• Raw data:
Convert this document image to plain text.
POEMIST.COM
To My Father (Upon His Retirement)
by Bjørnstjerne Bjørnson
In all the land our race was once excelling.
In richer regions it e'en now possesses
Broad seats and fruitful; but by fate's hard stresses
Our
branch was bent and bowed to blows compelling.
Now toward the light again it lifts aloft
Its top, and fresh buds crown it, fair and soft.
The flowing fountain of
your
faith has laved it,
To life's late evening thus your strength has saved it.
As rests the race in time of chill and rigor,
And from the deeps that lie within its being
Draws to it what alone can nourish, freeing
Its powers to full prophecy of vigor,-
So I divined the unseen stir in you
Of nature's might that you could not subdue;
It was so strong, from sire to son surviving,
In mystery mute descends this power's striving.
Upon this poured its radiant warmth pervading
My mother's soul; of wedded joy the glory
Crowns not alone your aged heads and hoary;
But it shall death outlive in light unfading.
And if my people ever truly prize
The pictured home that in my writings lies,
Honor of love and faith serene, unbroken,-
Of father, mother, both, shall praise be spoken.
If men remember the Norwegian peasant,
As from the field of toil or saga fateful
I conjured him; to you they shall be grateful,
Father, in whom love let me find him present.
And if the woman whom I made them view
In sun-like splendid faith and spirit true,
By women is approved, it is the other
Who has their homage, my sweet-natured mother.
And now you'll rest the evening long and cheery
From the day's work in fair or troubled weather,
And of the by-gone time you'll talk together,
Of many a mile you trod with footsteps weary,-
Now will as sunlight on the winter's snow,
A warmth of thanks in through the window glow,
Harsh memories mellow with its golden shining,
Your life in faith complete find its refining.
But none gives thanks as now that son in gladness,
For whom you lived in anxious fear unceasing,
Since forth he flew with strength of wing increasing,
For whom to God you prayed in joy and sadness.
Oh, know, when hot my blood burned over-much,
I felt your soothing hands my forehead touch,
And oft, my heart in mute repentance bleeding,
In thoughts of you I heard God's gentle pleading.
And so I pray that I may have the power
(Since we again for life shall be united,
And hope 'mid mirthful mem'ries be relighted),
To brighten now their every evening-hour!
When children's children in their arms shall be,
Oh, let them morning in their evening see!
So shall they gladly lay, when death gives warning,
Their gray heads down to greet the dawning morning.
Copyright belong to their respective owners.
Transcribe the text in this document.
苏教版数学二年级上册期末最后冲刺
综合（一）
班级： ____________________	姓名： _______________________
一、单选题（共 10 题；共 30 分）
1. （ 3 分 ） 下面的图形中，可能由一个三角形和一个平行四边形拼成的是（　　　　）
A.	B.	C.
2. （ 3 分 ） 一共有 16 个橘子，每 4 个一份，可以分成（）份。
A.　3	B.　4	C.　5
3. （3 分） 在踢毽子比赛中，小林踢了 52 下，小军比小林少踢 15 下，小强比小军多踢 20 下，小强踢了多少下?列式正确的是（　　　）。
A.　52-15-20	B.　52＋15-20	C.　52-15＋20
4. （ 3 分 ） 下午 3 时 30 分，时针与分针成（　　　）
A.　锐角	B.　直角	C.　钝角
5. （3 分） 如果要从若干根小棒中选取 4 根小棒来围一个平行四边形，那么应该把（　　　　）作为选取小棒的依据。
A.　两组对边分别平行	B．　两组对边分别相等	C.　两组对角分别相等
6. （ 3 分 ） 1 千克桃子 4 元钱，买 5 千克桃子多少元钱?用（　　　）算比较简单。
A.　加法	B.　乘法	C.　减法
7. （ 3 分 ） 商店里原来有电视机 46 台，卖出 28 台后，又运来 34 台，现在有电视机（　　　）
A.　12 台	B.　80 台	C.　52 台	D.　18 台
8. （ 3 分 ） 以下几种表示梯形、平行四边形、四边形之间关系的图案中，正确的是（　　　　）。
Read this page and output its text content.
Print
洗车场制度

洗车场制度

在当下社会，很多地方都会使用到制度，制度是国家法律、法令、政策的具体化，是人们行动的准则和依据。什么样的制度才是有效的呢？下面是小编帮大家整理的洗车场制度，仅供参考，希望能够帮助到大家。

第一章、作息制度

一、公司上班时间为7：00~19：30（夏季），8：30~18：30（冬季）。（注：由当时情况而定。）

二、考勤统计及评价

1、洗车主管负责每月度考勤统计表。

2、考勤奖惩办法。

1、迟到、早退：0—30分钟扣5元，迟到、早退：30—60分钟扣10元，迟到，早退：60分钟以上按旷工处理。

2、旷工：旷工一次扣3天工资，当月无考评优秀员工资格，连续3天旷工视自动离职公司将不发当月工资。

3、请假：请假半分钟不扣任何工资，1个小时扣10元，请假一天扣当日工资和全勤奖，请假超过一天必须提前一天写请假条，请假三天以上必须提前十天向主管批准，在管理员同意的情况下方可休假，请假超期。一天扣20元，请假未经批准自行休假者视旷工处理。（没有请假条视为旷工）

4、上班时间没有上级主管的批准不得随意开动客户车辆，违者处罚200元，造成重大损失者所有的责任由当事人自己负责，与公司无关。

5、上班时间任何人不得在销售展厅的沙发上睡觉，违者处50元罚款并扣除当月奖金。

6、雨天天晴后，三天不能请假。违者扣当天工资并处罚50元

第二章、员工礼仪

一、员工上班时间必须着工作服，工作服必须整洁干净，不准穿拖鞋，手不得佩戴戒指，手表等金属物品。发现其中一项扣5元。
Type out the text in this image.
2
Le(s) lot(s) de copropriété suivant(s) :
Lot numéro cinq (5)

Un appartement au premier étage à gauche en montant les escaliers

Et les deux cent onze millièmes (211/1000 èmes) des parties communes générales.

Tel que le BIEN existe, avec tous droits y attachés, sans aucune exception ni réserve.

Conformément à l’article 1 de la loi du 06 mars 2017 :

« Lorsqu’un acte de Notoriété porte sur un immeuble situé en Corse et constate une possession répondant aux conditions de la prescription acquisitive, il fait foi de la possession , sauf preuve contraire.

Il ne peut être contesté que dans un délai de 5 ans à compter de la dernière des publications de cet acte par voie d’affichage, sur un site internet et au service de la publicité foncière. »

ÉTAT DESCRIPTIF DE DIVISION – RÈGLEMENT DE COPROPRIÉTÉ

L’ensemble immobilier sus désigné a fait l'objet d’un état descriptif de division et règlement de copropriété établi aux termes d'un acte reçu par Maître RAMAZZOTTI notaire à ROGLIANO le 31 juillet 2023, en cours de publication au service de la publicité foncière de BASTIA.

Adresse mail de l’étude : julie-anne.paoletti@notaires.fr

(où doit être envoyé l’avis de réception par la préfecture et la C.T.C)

• What needs to be done:
Find the word "acte" in the entries, and copy every line it shows up in.

• Solution to the exercise:
« Lorsqu’un acte de Notoriété porte sur un immeuble situé en Corse et constate une possession répondant aux conditions de la prescription acquisitive, il fait foi de la possession , sauf preuve contraire.
Il ne peut être contesté que dans un délai de 5 ans à compter de la dernière des publications de cet acte par voie d’affichage, sur un site internet et au service de la publicité foncière. »
L’ensemble immobilier sus désigné a fait l'objet d’un état descriptif de division et règlement de copropriété établi aux termes d'un acte reçu par Maître RAMAZZOTTI notaire à ROGLIANO le 31 juillet 2023, en cours de publication au service de la publicité foncière de BASTIA.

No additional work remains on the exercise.